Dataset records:
┄┄┄┄┄┄┄┄┄┄

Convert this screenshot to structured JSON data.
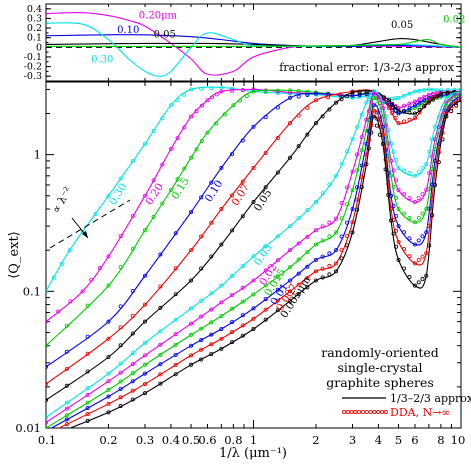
{
  "chart_data": [
    {
      "type": "line",
      "panel": "fractional error",
      "annotation": "fractional error: 1/3-2/3 approx",
      "xscale": "log",
      "xlim": [
        0.1,
        10
      ],
      "ylim": [
        -0.35,
        0.45
      ],
      "yticks": [
        "0.4",
        "0.3",
        "0.2",
        "0.1",
        "0",
        "-0.1",
        "-0.2",
        "-0.3"
      ],
      "reference_line": 0,
      "series": [
        {
          "name": "0.20μm",
          "color": "#ee00ee",
          "x": [
            0.1,
            0.15,
            0.2,
            0.25,
            0.3,
            0.4,
            0.5,
            0.6,
            0.8,
            1.0,
            1.5,
            2,
            3,
            5,
            10
          ],
          "y": [
            0.35,
            0.36,
            0.33,
            0.28,
            0.22,
            0.04,
            -0.12,
            -0.28,
            -0.25,
            -0.1,
            0.0,
            0.01,
            0.01,
            0.01,
            0.0
          ]
        },
        {
          "name": "0.10",
          "color": "#0000ee",
          "x": [
            0.1,
            0.2,
            0.3,
            0.5,
            0.7,
            1.0,
            1.5,
            2,
            3,
            5,
            10
          ],
          "y": [
            0.12,
            0.13,
            0.13,
            0.11,
            0.08,
            0.04,
            0.02,
            0.01,
            0.01,
            0.02,
            0.0
          ]
        },
        {
          "name": "0.05",
          "color": "#000000",
          "x": [
            0.1,
            0.3,
            0.6,
            1.0,
            2,
            3,
            4,
            5,
            6,
            8,
            10
          ],
          "y": [
            0.03,
            0.04,
            0.04,
            0.03,
            0.01,
            0.02,
            0.06,
            0.09,
            0.08,
            0.03,
            0.0
          ]
        },
        {
          "name": "0.30",
          "color": "#00e5e5",
          "x": [
            0.1,
            0.15,
            0.2,
            0.25,
            0.3,
            0.35,
            0.4,
            0.5,
            0.6,
            0.8,
            1.0,
            2,
            5,
            10
          ],
          "y": [
            0.25,
            0.24,
            0.08,
            -0.12,
            -0.25,
            -0.3,
            -0.25,
            0.0,
            0.15,
            0.08,
            0.02,
            0.01,
            0.03,
            0.0
          ]
        },
        {
          "name": "0.02",
          "color": "#00cc00",
          "x": [
            0.1,
            1.0,
            3,
            5,
            6,
            7,
            8,
            10
          ],
          "y": [
            0.01,
            0.01,
            0.02,
            0.03,
            0.06,
            0.08,
            0.03,
            0.0
          ]
        }
      ]
    },
    {
      "type": "line",
      "panel": "extinction efficiency",
      "xlabel": "1/λ (μm⁻¹)",
      "ylabel": "⟨Q_ext⟩",
      "xscale": "log",
      "yscale": "log",
      "xlim": [
        0.1,
        10
      ],
      "ylim": [
        0.01,
        3.4
      ],
      "xticks": [
        "0.1",
        "0.2",
        "0.3",
        "0.4",
        "0.5",
        "0.6",
        "0.8",
        "1",
        "2",
        "3",
        "4",
        "5",
        "6",
        "8",
        "10"
      ],
      "yticks": [
        "0.01",
        "0.1",
        "1"
      ],
      "slope_annotation": {
        "label": "∝ λ⁻²"
      },
      "series": [
        {
          "name": "0.30",
          "color": "#00e5e5",
          "x": [
            0.1,
            0.13,
            0.2,
            0.3,
            0.4,
            0.5,
            0.7,
            1,
            1.5,
            2,
            3,
            3.8,
            4.5,
            5,
            6,
            7,
            8,
            10
          ],
          "y": [
            0.1,
            0.2,
            0.5,
            1.2,
            2.3,
            3.0,
            3.1,
            2.9,
            2.8,
            2.75,
            2.6,
            2.75,
            2.55,
            2.6,
            2.9,
            3.0,
            2.95,
            3.0
          ]
        },
        {
          "name": "0.20",
          "color": "#ee00ee",
          "x": [
            0.1,
            0.15,
            0.2,
            0.3,
            0.4,
            0.5,
            0.6,
            0.7,
            1,
            1.5,
            2,
            3,
            3.8,
            4.5,
            5,
            6,
            7,
            8,
            10
          ],
          "y": [
            0.06,
            0.1,
            0.18,
            0.5,
            1.1,
            1.9,
            2.5,
            2.9,
            3.0,
            2.85,
            2.8,
            2.7,
            2.9,
            2.4,
            2.2,
            2.45,
            2.75,
            2.85,
            2.9
          ]
        },
        {
          "name": "0.15",
          "color": "#00cc00",
          "x": [
            0.1,
            0.2,
            0.3,
            0.4,
            0.5,
            0.6,
            0.8,
            1,
            1.5,
            2,
            3,
            3.8,
            4.5,
            5,
            6,
            7,
            8,
            10
          ],
          "y": [
            0.04,
            0.11,
            0.28,
            0.55,
            0.95,
            1.45,
            2.3,
            2.9,
            2.95,
            2.85,
            2.7,
            2.9,
            2.3,
            2.0,
            2.2,
            2.5,
            2.65,
            2.8
          ]
        },
        {
          "name": "0.10",
          "color": "#0000ee",
          "x": [
            0.1,
            0.2,
            0.3,
            0.5,
            0.7,
            1,
            1.5,
            2,
            3,
            3.8,
            4.5,
            5,
            6,
            7,
            8,
            10
          ],
          "y": [
            0.028,
            0.06,
            0.13,
            0.38,
            0.8,
            1.6,
            2.6,
            2.8,
            2.7,
            2.8,
            2.3,
            2.0,
            2.3,
            2.6,
            2.7,
            2.9
          ]
        },
        {
          "name": "0.07",
          "color": "#ee0000",
          "x": [
            0.1,
            0.2,
            0.3,
            0.5,
            0.7,
            1,
            1.5,
            2,
            3,
            3.8,
            4.5,
            5,
            6,
            7,
            8,
            10
          ],
          "y": [
            0.021,
            0.045,
            0.08,
            0.2,
            0.4,
            0.8,
            1.7,
            2.5,
            2.9,
            2.9,
            2.2,
            1.7,
            1.85,
            2.5,
            2.8,
            2.9
          ]
        },
        {
          "name": "0.05",
          "color": "#000000",
          "x": [
            0.1,
            0.2,
            0.3,
            0.5,
            0.7,
            1,
            1.5,
            2,
            2.5,
            3,
            3.8,
            4.5,
            5,
            6,
            7,
            8,
            10
          ],
          "y": [
            0.016,
            0.033,
            0.06,
            0.12,
            0.22,
            0.45,
            0.95,
            1.7,
            2.4,
            2.85,
            2.9,
            2.5,
            2.1,
            2.0,
            2.4,
            2.8,
            2.9
          ]
        },
        {
          "name": "0.03",
          "color": "#00e5e5",
          "x": [
            0.1,
            0.2,
            0.3,
            0.5,
            0.7,
            1,
            1.5,
            2,
            2.5,
            3,
            3.5,
            3.8,
            4.2,
            4.6,
            5,
            6,
            6.8,
            7.5,
            8.5,
            10
          ],
          "y": [
            0.012,
            0.025,
            0.042,
            0.075,
            0.11,
            0.18,
            0.3,
            0.45,
            0.7,
            1.3,
            2.4,
            2.9,
            2.4,
            1.2,
            0.8,
            0.7,
            0.85,
            1.6,
            2.6,
            2.9
          ]
        },
        {
          "name": "0.02",
          "color": "#ee00ee",
          "x": [
            0.1,
            0.2,
            0.3,
            0.5,
            0.7,
            1,
            1.5,
            2,
            2.5,
            3,
            3.5,
            3.8,
            4.2,
            4.6,
            5,
            6,
            6.8,
            7.5,
            8.5,
            10
          ],
          "y": [
            0.011,
            0.022,
            0.034,
            0.058,
            0.083,
            0.12,
            0.2,
            0.28,
            0.34,
            0.75,
            1.8,
            2.8,
            2.2,
            0.9,
            0.55,
            0.45,
            0.55,
            1.3,
            2.4,
            2.85
          ]
        },
        {
          "name": "0.015",
          "color": "#00cc00",
          "x": [
            0.1,
            0.2,
            0.3,
            0.5,
            0.7,
            1,
            1.5,
            2,
            2.5,
            3,
            3.5,
            3.8,
            4.2,
            4.6,
            5,
            6,
            6.8,
            7.5,
            8.5,
            10
          ],
          "y": [
            0.01,
            0.019,
            0.029,
            0.048,
            0.066,
            0.095,
            0.15,
            0.22,
            0.27,
            0.55,
            1.5,
            2.6,
            1.9,
            0.7,
            0.4,
            0.32,
            0.4,
            1.1,
            2.3,
            2.8
          ]
        },
        {
          "name": "0.01",
          "color": "#0000ee",
          "x": [
            0.1,
            0.2,
            0.3,
            0.5,
            0.7,
            1,
            1.5,
            2,
            2.5,
            3,
            3.5,
            3.8,
            4.2,
            4.6,
            5,
            6,
            6.8,
            7.5,
            8.5,
            10
          ],
          "y": [
            0.0095,
            0.017,
            0.025,
            0.04,
            0.053,
            0.075,
            0.12,
            0.17,
            0.2,
            0.4,
            1.2,
            2.3,
            1.6,
            0.5,
            0.3,
            0.22,
            0.27,
            0.9,
            2.1,
            2.7
          ]
        },
        {
          "name": "0.007",
          "color": "#ee0000",
          "x": [
            0.1,
            0.2,
            0.3,
            0.5,
            0.7,
            1,
            1.5,
            2,
            2.5,
            3,
            3.5,
            3.8,
            4.2,
            4.6,
            5,
            6,
            6.8,
            7.5,
            8.5,
            10
          ],
          "y": [
            0.009,
            0.015,
            0.021,
            0.034,
            0.045,
            0.063,
            0.1,
            0.14,
            0.16,
            0.32,
            1.0,
            2.1,
            1.4,
            0.4,
            0.23,
            0.16,
            0.19,
            0.75,
            2.0,
            2.6
          ]
        },
        {
          "name": "0.005μm",
          "color": "#000000",
          "x": [
            0.1,
            0.2,
            0.3,
            0.5,
            0.7,
            1,
            1.5,
            2,
            2.5,
            3,
            3.5,
            3.8,
            4.2,
            4.6,
            5,
            6,
            6.8,
            7.5,
            8.5,
            10
          ],
          "y": [
            0.0085,
            0.013,
            0.018,
            0.029,
            0.038,
            0.053,
            0.085,
            0.12,
            0.14,
            0.27,
            0.85,
            1.9,
            1.2,
            0.33,
            0.17,
            0.11,
            0.13,
            0.6,
            1.9,
            2.5
          ]
        }
      ],
      "legend": {
        "position": "bottom-right",
        "title_lines": [
          "randomly-oriented",
          "single-crystal",
          "graphite spheres"
        ],
        "entries": [
          {
            "label": "1/3–2/3 approx.",
            "style": "solid line"
          },
          {
            "label": "DDA, N→∞",
            "style": "open circles",
            "color": "#ee0000"
          }
        ]
      }
    }
  ]
}
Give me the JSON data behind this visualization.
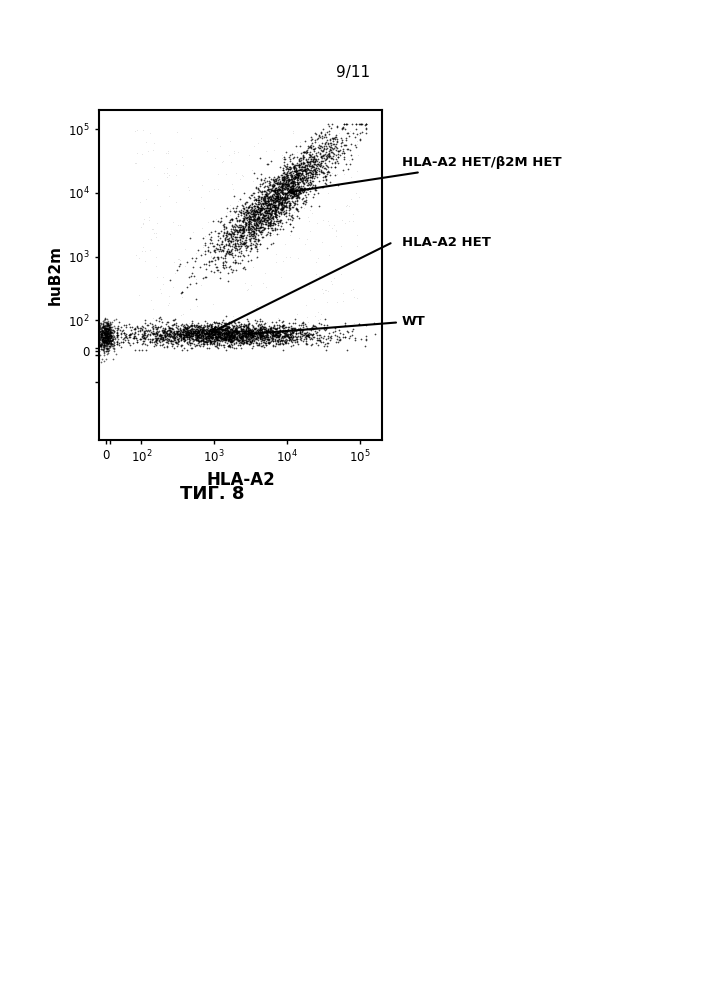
{
  "title": "9/11",
  "xlabel": "HLA-A2",
  "ylabel": "huB2m",
  "annotation1": "HLA-A2 НЕТ/β2M НЕТ",
  "annotation2": "HLA-A2 НЕТ",
  "annotation3": "WT",
  "caption": "ΤИГ. 8",
  "background_color": "#ffffff",
  "fig_width": 7.07,
  "fig_height": 10.0
}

┄┄┄┄┄┄┄┄┄┄

Description of the task: Write out exactly the lines from the line holding "Give me the" through the last line of the records above, inclusive, and nothing more. Leave out the pictures.

Response for this exercise:
Give me the JSON data behind this visualization.
{
  "title": "9/11",
  "xlabel": "HLA-A2",
  "ylabel": "huB2m",
  "annotation1": "HLA-A2 НЕТ/β2M НЕТ",
  "annotation2": "HLA-A2 НЕТ",
  "annotation3": "WT",
  "caption": "ΤИГ. 8",
  "background_color": "#ffffff",
  "fig_width": 7.07,
  "fig_height": 10.0
}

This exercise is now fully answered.